SHORT PROBLEM →
Using the listing below, please gather every line containing the word "English".

PROVIDED DATA →

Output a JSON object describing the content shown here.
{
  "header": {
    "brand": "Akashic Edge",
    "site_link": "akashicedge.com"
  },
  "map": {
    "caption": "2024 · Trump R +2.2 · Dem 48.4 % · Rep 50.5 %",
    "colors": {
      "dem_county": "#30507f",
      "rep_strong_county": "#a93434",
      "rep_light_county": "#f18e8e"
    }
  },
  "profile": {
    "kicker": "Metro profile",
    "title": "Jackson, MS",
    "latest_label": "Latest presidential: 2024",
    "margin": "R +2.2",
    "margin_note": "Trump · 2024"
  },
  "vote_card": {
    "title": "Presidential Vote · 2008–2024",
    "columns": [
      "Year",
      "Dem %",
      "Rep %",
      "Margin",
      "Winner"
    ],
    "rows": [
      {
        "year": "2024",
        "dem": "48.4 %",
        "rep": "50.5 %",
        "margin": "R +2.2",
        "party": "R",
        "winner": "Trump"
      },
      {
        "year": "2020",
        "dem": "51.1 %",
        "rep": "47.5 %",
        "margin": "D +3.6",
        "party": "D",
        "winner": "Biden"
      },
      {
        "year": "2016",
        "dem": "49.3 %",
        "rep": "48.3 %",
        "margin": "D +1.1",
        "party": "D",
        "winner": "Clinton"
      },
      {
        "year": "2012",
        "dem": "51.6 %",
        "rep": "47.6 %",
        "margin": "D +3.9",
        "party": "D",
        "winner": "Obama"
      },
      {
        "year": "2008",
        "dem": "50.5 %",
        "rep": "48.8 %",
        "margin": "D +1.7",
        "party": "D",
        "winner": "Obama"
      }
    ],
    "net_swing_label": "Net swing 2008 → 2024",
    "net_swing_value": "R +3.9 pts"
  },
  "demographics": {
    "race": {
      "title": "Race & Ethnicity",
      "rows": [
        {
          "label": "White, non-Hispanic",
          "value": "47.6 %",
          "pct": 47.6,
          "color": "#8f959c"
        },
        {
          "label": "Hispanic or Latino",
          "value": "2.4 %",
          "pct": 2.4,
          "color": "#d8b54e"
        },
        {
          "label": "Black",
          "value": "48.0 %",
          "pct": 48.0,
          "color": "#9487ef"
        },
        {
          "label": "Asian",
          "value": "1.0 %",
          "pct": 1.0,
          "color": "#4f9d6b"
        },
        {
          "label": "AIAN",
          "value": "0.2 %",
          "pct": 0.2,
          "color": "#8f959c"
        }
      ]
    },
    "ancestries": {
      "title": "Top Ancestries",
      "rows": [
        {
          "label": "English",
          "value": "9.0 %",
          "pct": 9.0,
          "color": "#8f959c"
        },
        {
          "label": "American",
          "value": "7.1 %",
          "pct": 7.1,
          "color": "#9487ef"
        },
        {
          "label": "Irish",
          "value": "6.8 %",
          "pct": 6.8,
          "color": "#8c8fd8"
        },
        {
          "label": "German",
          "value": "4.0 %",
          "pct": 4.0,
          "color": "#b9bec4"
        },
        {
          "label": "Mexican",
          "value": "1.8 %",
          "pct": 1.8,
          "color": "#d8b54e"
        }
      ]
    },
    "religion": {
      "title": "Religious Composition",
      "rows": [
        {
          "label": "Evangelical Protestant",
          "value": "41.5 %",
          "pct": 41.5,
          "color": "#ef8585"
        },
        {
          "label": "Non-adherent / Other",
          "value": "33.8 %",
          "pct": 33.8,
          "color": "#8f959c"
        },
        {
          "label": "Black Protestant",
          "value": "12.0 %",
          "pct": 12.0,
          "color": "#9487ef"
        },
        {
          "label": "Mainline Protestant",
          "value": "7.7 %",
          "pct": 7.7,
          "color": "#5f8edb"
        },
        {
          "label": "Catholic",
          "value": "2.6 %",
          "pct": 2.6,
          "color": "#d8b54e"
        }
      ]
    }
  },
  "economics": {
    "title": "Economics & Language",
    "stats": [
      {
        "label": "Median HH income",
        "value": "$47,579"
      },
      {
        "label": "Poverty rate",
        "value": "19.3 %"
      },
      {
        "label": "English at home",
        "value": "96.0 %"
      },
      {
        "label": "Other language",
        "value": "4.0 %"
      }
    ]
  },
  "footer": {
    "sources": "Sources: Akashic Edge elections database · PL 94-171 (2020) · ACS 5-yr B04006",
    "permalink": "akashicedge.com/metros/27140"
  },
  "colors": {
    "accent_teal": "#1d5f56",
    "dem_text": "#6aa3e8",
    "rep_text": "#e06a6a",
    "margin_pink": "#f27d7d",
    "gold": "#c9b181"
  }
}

FINAL RESULT →
          "label": "English",
        "label": "English at home",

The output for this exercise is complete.